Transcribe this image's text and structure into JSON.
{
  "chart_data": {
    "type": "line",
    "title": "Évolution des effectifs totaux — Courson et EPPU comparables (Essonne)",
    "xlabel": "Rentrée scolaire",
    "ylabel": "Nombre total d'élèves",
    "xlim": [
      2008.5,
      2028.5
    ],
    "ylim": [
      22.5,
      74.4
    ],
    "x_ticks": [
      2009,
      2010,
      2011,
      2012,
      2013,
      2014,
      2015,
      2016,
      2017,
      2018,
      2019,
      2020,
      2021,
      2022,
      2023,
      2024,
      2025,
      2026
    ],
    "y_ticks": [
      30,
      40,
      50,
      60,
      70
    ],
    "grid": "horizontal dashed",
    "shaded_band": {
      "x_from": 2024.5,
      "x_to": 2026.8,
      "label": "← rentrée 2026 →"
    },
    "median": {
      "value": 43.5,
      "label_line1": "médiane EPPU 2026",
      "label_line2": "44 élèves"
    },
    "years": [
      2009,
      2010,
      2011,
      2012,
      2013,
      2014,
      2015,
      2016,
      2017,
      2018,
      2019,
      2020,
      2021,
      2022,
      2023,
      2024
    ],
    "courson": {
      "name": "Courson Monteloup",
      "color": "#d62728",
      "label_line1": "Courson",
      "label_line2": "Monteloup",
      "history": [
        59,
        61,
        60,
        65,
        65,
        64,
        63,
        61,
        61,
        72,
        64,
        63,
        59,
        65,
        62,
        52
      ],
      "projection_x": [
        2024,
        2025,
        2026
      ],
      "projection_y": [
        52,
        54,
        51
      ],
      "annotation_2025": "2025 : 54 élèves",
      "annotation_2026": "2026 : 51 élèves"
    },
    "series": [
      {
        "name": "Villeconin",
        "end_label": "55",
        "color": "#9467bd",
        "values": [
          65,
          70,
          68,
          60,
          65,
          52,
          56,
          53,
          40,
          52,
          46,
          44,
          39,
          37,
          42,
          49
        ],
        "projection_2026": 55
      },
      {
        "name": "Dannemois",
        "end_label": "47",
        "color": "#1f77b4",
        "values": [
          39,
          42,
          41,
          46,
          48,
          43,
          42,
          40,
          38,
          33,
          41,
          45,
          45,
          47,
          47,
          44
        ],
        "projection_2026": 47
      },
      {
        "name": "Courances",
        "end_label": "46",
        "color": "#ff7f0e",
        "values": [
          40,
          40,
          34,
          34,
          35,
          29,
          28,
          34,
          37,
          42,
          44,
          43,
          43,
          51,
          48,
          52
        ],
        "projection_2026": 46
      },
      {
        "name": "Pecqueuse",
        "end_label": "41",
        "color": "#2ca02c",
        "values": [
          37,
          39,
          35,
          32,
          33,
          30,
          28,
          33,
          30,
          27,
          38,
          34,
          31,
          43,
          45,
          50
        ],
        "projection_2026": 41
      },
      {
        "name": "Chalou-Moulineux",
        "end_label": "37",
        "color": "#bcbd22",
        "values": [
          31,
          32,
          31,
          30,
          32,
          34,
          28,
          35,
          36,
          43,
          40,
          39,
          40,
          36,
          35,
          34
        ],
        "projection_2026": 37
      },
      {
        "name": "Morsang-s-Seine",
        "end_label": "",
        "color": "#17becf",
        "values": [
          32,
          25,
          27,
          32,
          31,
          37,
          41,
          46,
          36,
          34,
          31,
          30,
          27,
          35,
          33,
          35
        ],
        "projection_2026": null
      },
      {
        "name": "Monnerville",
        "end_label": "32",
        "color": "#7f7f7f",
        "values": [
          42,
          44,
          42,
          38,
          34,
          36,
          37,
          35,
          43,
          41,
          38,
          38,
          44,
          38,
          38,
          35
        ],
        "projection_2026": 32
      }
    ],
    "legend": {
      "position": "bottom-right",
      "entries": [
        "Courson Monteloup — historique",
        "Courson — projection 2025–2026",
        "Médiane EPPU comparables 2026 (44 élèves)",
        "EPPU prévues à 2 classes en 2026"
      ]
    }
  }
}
------------------------------
(To do)
Find the lines with the string "name" and reproduce them.

(Exercise answer)
      "name": "Courson Monteloup",
        "name": "Villeconin",
        "name": "Dannemois",
        "name": "Courances",
        "name": "Pecqueuse",
        "name": "Chalou-Moulineux",
        "name": "Morsang-s-Seine",
        "name": "Monnerville",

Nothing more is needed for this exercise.